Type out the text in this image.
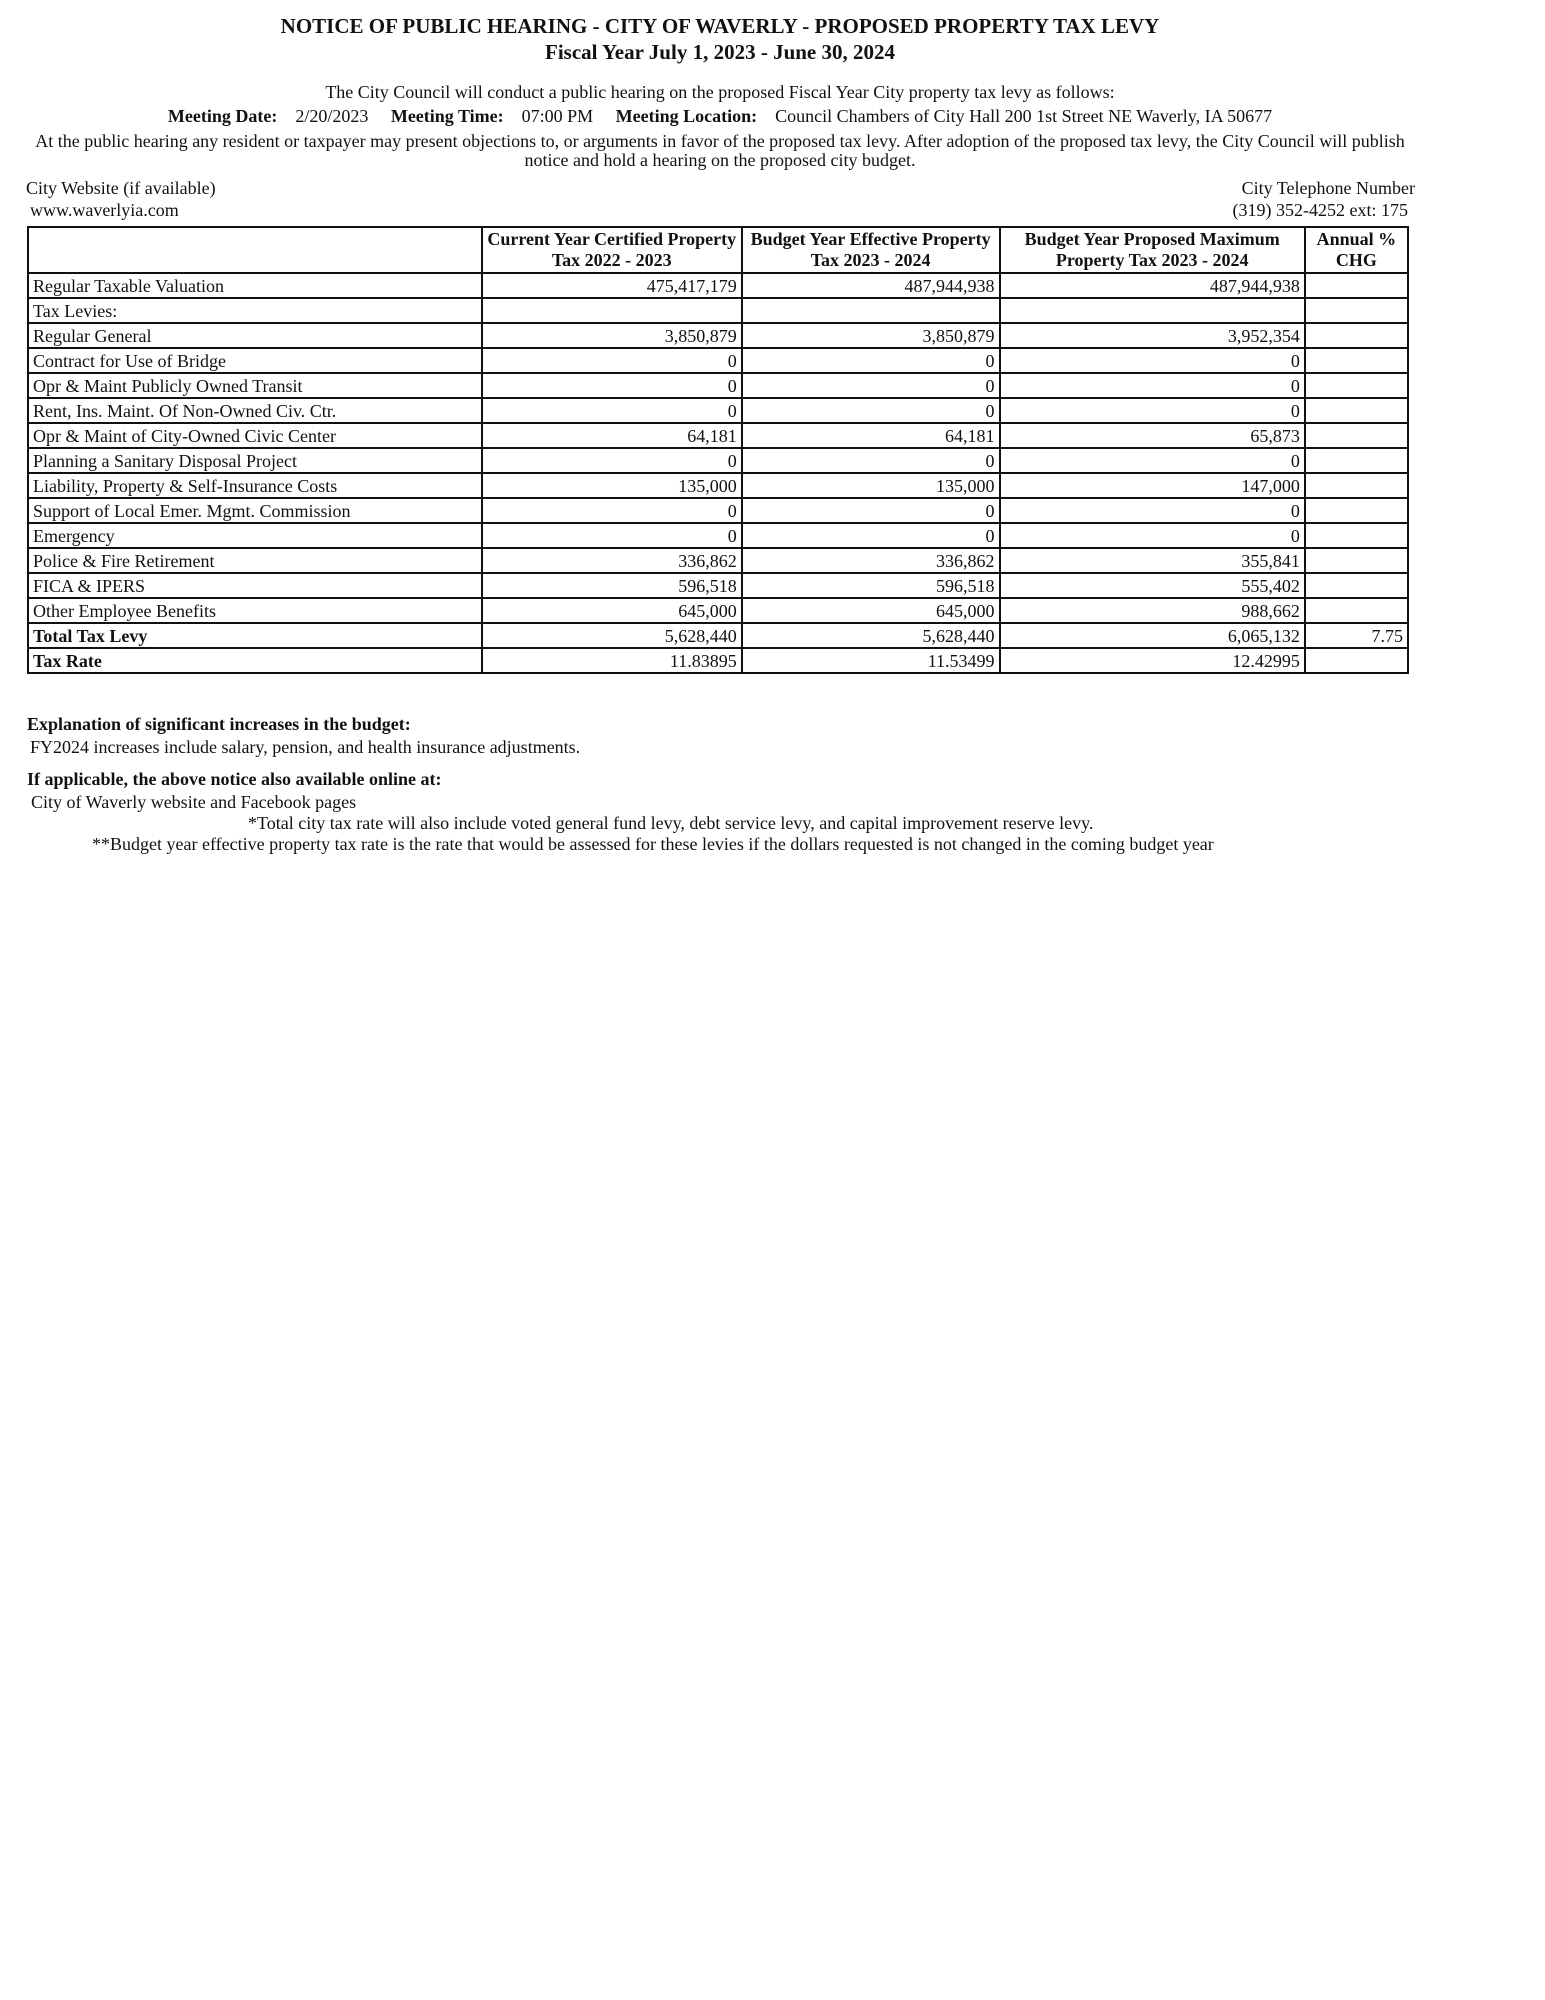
NOTICE OF PUBLIC HEARING - CITY OF WAVERLY - PROPOSED PROPERTY TAX LEVY
Fiscal Year July 1, 2023 - June 30, 2024
The City Council will conduct a public hearing on the proposed Fiscal Year City property tax levy as follows:
Meeting Date: 2/20/2023 Meeting Time: 07:00 PM Meeting Location: Council Chambers of City Hall 200 1st Street NE Waverly, IA 50677
At the public hearing any resident or taxpayer may present objections to, or arguments in favor of the proposed tax levy. After adoption of the proposed tax levy, the City Council will publish notice and hold a hearing on the proposed city budget.
City Website (if available)
www.waverlyia.com
City Telephone Number
(319) 352-4252 ext: 175
	Current Year Certified Property Tax 2022 - 2023	Budget Year Effective Property Tax 2023 - 2024	Budget Year Proposed Maximum Property Tax 2023 - 2024	Annual % CHG
Regular Taxable Valuation	475,417,179	487,944,938	487,944,938	
Tax Levies:				
Regular General	3,850,879	3,850,879	3,952,354	
Contract for Use of Bridge	0	0	0	
Opr & Maint Publicly Owned Transit	0	0	0	
Rent, Ins. Maint. Of Non-Owned Civ. Ctr.	0	0	0	
Opr & Maint of City-Owned Civic Center	64,181	64,181	65,873	
Planning a Sanitary Disposal Project	0	0	0	
Liability, Property & Self-Insurance Costs	135,000	135,000	147,000	
Support of Local Emer. Mgmt. Commission	0	0	0	
Emergency	0	0	0	
Police & Fire Retirement	336,862	336,862	355,841	
FICA & IPERS	596,518	596,518	555,402	
Other Employee Benefits	645,000	645,000	988,662	
Total Tax Levy	5,628,440	5,628,440	6,065,132	7.75
Tax Rate	11.83895	11.53499	12.42995	
Explanation of significant increases in the budget:
FY2024 increases include salary, pension, and health insurance adjustments.
If applicable, the above notice also available online at:
City of Waverly website and Facebook pages
*Total city tax rate will also include voted general fund levy, debt service levy, and capital improvement reserve levy.
**Budget year effective property tax rate is the rate that would be assessed for these levies if the dollars requested is not changed in the coming budget year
┄┄┄┄┄┄┄┄┄┄
— WHAT TO WORK ON —
Write every record out again exactly; no pictures belong in the copy.

— WRITTEN RESPONSE —
Type out the text in this image.
NOTICE OF PUBLIC HEARING - CITY OF WAVERLY - PROPOSED PROPERTY TAX LEVY
Fiscal Year July 1, 2023 - June 30, 2024
The City Council will conduct a public hearing on the proposed Fiscal Year City property tax levy as follows:
Meeting Date: 2/20/2023 Meeting Time: 07:00 PM Meeting Location: Council Chambers of City Hall 200 1st Street NE Waverly, IA 50677
At the public hearing any resident or taxpayer may present objections to, or arguments in favor of the proposed tax levy. After adoption of the proposed tax levy, the City Council will publish notice and hold a hearing on the proposed city budget.
City Website (if available)
www.waverlyia.com
City Telephone Number
(319) 352-4252 ext: 175
	Current Year Certified Property Tax 2022 - 2023	Budget Year Effective Property Tax 2023 - 2024	Budget Year Proposed Maximum Property Tax 2023 - 2024	Annual % CHG
Regular Taxable Valuation	475,417,179	487,944,938	487,944,938	
Tax Levies:				
Regular General	3,850,879	3,850,879	3,952,354	
Contract for Use of Bridge	0	0	0	
Opr & Maint Publicly Owned Transit	0	0	0	
Rent, Ins. Maint. Of Non-Owned Civ. Ctr.	0	0	0	
Opr & Maint of City-Owned Civic Center	64,181	64,181	65,873	
Planning a Sanitary Disposal Project	0	0	0	
Liability, Property & Self-Insurance Costs	135,000	135,000	147,000	
Support of Local Emer. Mgmt. Commission	0	0	0	
Emergency	0	0	0	
Police & Fire Retirement	336,862	336,862	355,841	
FICA & IPERS	596,518	596,518	555,402	
Other Employee Benefits	645,000	645,000	988,662	
Total Tax Levy	5,628,440	5,628,440	6,065,132	7.75
Tax Rate	11.83895	11.53499	12.42995	
Explanation of significant increases in the budget:
FY2024 increases include salary, pension, and health insurance adjustments.
If applicable, the above notice also available online at:
City of Waverly website and Facebook pages
*Total city tax rate will also include voted general fund levy, debt service levy, and capital improvement reserve levy.
**Budget year effective property tax rate is the rate that would be assessed for these levies if the dollars requested is not changed in the coming budget year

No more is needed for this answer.